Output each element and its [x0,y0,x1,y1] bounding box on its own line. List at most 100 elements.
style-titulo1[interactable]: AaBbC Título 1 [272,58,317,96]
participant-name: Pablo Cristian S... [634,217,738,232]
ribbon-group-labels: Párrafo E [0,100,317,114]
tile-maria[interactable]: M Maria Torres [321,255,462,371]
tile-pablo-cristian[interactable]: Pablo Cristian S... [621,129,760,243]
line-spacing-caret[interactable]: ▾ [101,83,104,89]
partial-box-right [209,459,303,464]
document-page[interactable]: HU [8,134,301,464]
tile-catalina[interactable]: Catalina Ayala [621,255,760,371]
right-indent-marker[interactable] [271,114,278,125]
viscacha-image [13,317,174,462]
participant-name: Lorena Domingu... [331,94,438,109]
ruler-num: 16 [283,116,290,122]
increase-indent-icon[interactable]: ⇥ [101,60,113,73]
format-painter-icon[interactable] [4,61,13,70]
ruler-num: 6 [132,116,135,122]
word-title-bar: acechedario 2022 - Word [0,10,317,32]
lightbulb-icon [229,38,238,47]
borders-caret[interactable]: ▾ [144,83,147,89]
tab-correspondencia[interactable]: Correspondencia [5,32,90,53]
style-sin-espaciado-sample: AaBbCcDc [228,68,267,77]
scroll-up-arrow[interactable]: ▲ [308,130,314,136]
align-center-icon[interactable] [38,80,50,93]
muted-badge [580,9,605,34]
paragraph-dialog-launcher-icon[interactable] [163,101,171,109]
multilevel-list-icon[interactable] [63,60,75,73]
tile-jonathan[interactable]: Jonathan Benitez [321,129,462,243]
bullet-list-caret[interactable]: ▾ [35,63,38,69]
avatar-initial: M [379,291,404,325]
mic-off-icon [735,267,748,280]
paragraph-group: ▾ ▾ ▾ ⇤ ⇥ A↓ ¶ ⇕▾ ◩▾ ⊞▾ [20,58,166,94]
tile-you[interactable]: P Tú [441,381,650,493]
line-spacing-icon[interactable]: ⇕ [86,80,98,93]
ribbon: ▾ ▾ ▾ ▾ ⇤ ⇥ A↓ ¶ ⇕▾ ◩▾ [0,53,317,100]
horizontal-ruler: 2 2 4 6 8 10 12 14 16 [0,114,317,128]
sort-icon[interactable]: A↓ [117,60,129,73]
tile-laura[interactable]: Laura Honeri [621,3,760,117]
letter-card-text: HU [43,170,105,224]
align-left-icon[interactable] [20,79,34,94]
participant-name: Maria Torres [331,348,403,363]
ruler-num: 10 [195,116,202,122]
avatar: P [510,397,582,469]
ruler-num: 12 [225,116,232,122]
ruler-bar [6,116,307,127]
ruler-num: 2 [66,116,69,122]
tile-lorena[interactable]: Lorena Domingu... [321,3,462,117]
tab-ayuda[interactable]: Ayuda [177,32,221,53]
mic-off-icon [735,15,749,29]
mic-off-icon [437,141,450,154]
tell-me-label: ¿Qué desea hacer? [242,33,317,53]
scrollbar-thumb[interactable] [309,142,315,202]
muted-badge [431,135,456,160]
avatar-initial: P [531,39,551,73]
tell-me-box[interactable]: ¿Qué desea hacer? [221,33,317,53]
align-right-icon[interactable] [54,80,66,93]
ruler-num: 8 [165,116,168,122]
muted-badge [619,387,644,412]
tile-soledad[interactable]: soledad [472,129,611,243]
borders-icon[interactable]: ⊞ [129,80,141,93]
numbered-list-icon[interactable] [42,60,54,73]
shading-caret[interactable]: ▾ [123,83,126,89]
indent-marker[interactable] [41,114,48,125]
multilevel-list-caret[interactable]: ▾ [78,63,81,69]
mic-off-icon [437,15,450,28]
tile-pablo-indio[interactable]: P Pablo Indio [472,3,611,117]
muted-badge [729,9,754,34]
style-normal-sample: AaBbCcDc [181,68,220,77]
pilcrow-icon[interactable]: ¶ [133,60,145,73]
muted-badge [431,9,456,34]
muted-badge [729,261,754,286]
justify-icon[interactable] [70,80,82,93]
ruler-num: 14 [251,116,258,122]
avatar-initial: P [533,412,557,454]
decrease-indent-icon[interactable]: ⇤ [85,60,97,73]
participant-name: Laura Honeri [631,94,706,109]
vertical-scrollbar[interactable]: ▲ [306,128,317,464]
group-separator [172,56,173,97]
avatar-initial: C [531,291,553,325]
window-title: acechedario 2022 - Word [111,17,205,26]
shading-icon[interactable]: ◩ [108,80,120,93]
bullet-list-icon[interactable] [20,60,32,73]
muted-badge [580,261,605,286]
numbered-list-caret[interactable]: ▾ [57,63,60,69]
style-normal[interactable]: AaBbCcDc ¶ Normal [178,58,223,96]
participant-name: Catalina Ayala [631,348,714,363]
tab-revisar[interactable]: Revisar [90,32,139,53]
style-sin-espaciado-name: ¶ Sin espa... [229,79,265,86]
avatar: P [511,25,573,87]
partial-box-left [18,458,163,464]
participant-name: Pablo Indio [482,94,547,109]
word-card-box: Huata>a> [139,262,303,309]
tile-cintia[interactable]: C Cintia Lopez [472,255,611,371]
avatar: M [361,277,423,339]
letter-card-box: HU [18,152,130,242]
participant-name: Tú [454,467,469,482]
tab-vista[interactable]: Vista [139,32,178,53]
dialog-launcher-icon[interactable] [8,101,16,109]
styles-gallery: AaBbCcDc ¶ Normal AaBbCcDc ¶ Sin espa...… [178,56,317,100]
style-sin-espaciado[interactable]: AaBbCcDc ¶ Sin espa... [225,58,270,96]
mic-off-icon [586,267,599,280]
= = =
_THE REQUEST_.
Can you transcribe every line of the items above, character for character, with no changes?

_RIGHT ANSWER_.
Output each element and its [x0,y0,x1,y1] bounding box on its own line. List at most 100 elements.
style-titulo1[interactable]: AaBbC Título 1 [272,58,317,96]
participant-name: Pablo Cristian S... [634,217,738,232]
ribbon-group-labels: Párrafo E [0,100,317,114]
tile-maria[interactable]: M Maria Torres [321,255,462,371]
tile-pablo-cristian[interactable]: Pablo Cristian S... [621,129,760,243]
line-spacing-caret[interactable]: ▾ [101,83,104,89]
partial-box-right [209,459,303,464]
document-page[interactable]: HU [8,134,301,464]
tile-catalina[interactable]: Catalina Ayala [621,255,760,371]
right-indent-marker[interactable] [271,114,278,125]
viscacha-image [13,317,174,462]
participant-name: Lorena Domingu... [331,94,438,109]
ruler-num: 16 [283,116,290,122]
increase-indent-icon[interactable]: ⇥ [101,60,113,73]
format-painter-icon[interactable] [4,61,13,70]
ruler-num: 6 [132,116,135,122]
word-title-bar: acechedario 2022 - Word [0,10,317,32]
lightbulb-icon [229,38,238,47]
borders-caret[interactable]: ▾ [144,83,147,89]
tab-correspondencia[interactable]: Correspondencia [5,32,90,53]
style-sin-espaciado-sample: AaBbCcDc [228,68,267,77]
scroll-up-arrow[interactable]: ▲ [308,130,314,136]
align-center-icon[interactable] [38,80,50,93]
muted-badge [580,9,605,34]
paragraph-dialog-launcher-icon[interactable] [163,101,171,109]
multilevel-list-icon[interactable] [63,60,75,73]
tile-jonathan[interactable]: Jonathan Benitez [321,129,462,243]
bullet-list-caret[interactable]: ▾ [35,63,38,69]
avatar-initial: M [379,291,404,325]
mic-off-icon [735,267,748,280]
paragraph-group: ▾ ▾ ▾ ⇤ ⇥ A↓ ¶ ⇕▾ ◩▾ ⊞▾ [20,58,166,94]
tile-you[interactable]: P Tú [441,381,650,493]
line-spacing-icon[interactable]: ⇕ [86,80,98,93]
ribbon: ▾ ▾ ▾ ▾ ⇤ ⇥ A↓ ¶ ⇕▾ ◩▾ [0,53,317,100]
horizontal-ruler: 2 2 4 6 8 10 12 14 16 [0,114,317,128]
sort-icon[interactable]: A↓ [117,60,129,73]
tile-laura[interactable]: Laura Honeri [621,3,760,117]
letter-card-text: HU [43,170,105,224]
align-left-icon[interactable] [20,79,34,94]
participant-name: Maria Torres [331,348,403,363]
ruler-num: 10 [195,116,202,122]
avatar: P [510,397,582,469]
ruler-num: 12 [225,116,232,122]
ruler-bar [6,116,307,127]
ruler-num: 2 [66,116,69,122]
tile-lorena[interactable]: Lorena Domingu... [321,3,462,117]
tab-ayuda[interactable]: Ayuda [177,32,221,53]
mic-off-icon [735,15,749,29]
mic-off-icon [437,141,450,154]
tell-me-label: ¿Qué desea hacer? [242,33,317,53]
scrollbar-thumb[interactable] [309,142,315,202]
muted-badge [431,135,456,160]
avatar-initial: P [531,39,551,73]
tell-me-box[interactable]: ¿Qué desea hacer? [221,33,317,53]
align-right-icon[interactable] [54,80,66,93]
ruler-num: 8 [165,116,168,122]
muted-badge [619,387,644,412]
tile-soledad[interactable]: soledad [472,129,611,243]
borders-icon[interactable]: ⊞ [129,80,141,93]
numbered-list-icon[interactable] [42,60,54,73]
shading-caret[interactable]: ▾ [123,83,126,89]
indent-marker[interactable] [41,114,48,125]
multilevel-list-caret[interactable]: ▾ [78,63,81,69]
mic-off-icon [437,15,450,28]
tile-pablo-indio[interactable]: P Pablo Indio [472,3,611,117]
muted-badge [729,9,754,34]
style-normal-sample: AaBbCcDc [181,68,220,77]
pilcrow-icon[interactable]: ¶ [133,60,145,73]
muted-badge [431,9,456,34]
muted-badge [729,261,754,286]
justify-icon[interactable] [70,80,82,93]
ruler-num: 14 [251,116,258,122]
avatar-initial: P [533,412,557,454]
decrease-indent-icon[interactable]: ⇤ [85,60,97,73]
participant-name: Laura Honeri [631,94,706,109]
vertical-scrollbar[interactable]: ▲ [306,128,317,464]
group-separator [172,56,173,97]
avatar-initial: C [531,291,553,325]
window-title: acechedario 2022 - Word [111,17,205,26]
shading-icon[interactable]: ◩ [108,80,120,93]
bullet-list-icon[interactable] [20,60,32,73]
muted-badge [580,261,605,286]
numbered-list-caret[interactable]: ▾ [57,63,60,69]
style-normal[interactable]: AaBbCcDc ¶ Normal [178,58,223,96]
participant-name: Catalina Ayala [631,348,714,363]
tab-revisar[interactable]: Revisar [90,32,139,53]
style-sin-espaciado-name: ¶ Sin espa... [229,79,265,86]
avatar: P [511,25,573,87]
partial-box-left [18,458,163,464]
participant-name: Pablo Indio [482,94,547,109]
word-card-box: Huata>a> [139,262,303,309]
tile-cintia[interactable]: C Cintia Lopez [472,255,611,371]
avatar: M [361,277,423,339]
letter-card-box: HU [18,152,130,242]
participant-name: Tú [454,467,469,482]
tab-vista[interactable]: Vista [139,32,178,53]
dialog-launcher-icon[interactable] [8,101,16,109]
styles-gallery: AaBbCcDc ¶ Normal AaBbCcDc ¶ Sin espa...… [178,56,317,100]
style-sin-espaciado[interactable]: AaBbCcDc ¶ Sin espa... [225,58,270,96]
mic-off-icon [586,267,599,280]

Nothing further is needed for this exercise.